--- DATA UNDER STUDY ---

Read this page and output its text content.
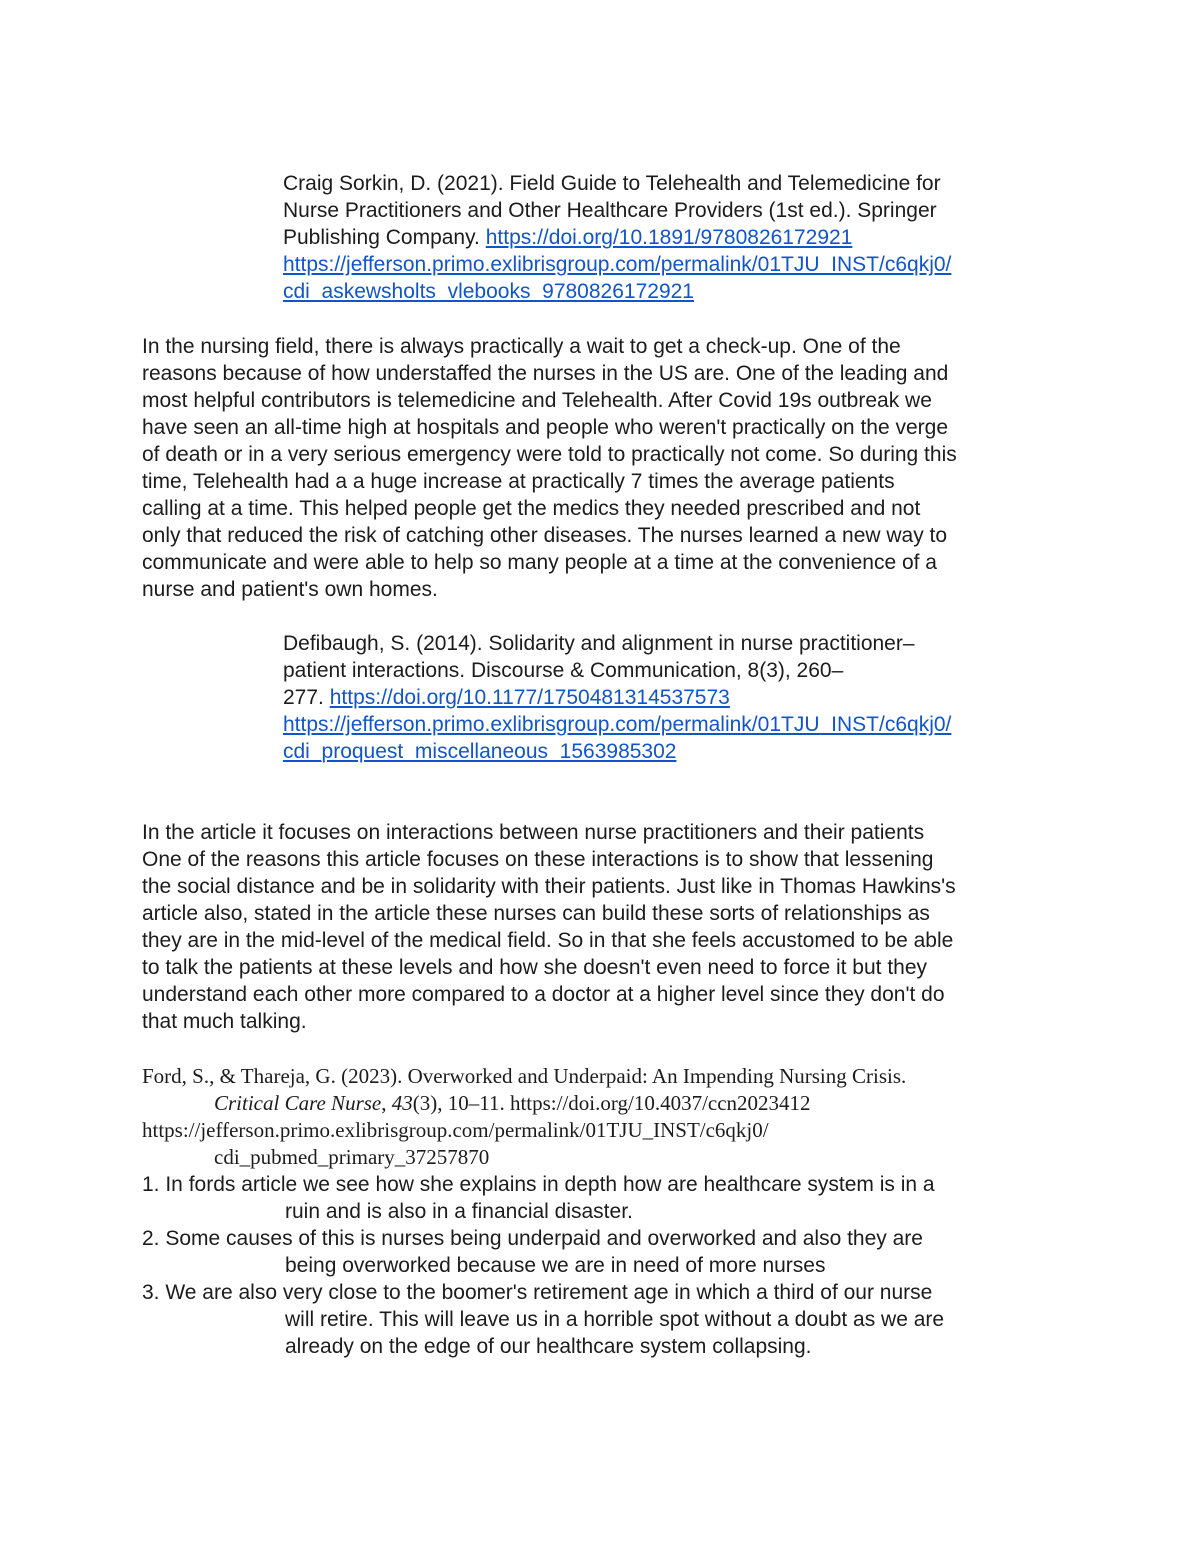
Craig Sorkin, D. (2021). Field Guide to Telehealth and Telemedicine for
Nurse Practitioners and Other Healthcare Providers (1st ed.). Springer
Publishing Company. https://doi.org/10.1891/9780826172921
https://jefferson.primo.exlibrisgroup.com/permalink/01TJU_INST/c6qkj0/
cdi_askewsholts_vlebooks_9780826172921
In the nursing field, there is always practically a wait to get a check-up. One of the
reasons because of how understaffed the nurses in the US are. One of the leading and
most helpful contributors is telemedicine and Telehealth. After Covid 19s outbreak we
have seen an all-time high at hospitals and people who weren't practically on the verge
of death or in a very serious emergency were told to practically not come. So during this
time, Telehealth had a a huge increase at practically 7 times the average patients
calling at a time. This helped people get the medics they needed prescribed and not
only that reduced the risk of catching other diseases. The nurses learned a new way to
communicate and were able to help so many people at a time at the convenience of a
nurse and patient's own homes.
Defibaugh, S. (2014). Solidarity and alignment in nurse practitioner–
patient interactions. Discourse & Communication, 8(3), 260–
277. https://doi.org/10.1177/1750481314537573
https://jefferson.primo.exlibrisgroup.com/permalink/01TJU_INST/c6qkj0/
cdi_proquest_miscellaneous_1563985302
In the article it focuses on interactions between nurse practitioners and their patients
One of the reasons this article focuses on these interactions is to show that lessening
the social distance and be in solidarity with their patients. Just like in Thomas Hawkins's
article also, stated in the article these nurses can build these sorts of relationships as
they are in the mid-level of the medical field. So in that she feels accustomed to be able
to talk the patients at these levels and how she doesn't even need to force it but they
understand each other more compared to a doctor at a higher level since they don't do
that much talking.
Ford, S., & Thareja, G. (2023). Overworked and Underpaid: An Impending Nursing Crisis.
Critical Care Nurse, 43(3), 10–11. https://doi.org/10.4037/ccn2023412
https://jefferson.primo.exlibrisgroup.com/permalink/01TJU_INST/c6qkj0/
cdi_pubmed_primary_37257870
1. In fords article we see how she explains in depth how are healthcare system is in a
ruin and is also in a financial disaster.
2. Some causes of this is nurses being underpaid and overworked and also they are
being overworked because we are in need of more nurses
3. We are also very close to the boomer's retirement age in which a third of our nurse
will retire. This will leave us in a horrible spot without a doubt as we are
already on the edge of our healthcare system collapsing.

---

Every entry above has to be repeated exactly, apart from its pictures.

Read this page and output its text content.
Craig Sorkin, D. (2021). Field Guide to Telehealth and Telemedicine for
Nurse Practitioners and Other Healthcare Providers (1st ed.). Springer
Publishing Company. https://doi.org/10.1891/9780826172921
https://jefferson.primo.exlibrisgroup.com/permalink/01TJU_INST/c6qkj0/
cdi_askewsholts_vlebooks_9780826172921
In the nursing field, there is always practically a wait to get a check-up. One of the
reasons because of how understaffed the nurses in the US are. One of the leading and
most helpful contributors is telemedicine and Telehealth. After Covid 19s outbreak we
have seen an all-time high at hospitals and people who weren't practically on the verge
of death or in a very serious emergency were told to practically not come. So during this
time, Telehealth had a a huge increase at practically 7 times the average patients
calling at a time. This helped people get the medics they needed prescribed and not
only that reduced the risk of catching other diseases. The nurses learned a new way to
communicate and were able to help so many people at a time at the convenience of a
nurse and patient's own homes.
Defibaugh, S. (2014). Solidarity and alignment in nurse practitioner–
patient interactions. Discourse & Communication, 8(3), 260–
277. https://doi.org/10.1177/1750481314537573
https://jefferson.primo.exlibrisgroup.com/permalink/01TJU_INST/c6qkj0/
cdi_proquest_miscellaneous_1563985302
In the article it focuses on interactions between nurse practitioners and their patients
One of the reasons this article focuses on these interactions is to show that lessening
the social distance and be in solidarity with their patients. Just like in Thomas Hawkins's
article also, stated in the article these nurses can build these sorts of relationships as
they are in the mid-level of the medical field. So in that she feels accustomed to be able
to talk the patients at these levels and how she doesn't even need to force it but they
understand each other more compared to a doctor at a higher level since they don't do
that much talking.
Ford, S., & Thareja, G. (2023). Overworked and Underpaid: An Impending Nursing Crisis.
Critical Care Nurse, 43(3), 10–11. https://doi.org/10.4037/ccn2023412
https://jefferson.primo.exlibrisgroup.com/permalink/01TJU_INST/c6qkj0/
cdi_pubmed_primary_37257870
1. In fords article we see how she explains in depth how are healthcare system is in a
ruin and is also in a financial disaster.
2. Some causes of this is nurses being underpaid and overworked and also they are
being overworked because we are in need of more nurses
3. We are also very close to the boomer's retirement age in which a third of our nurse
will retire. This will leave us in a horrible spot without a doubt as we are
already on the edge of our healthcare system collapsing.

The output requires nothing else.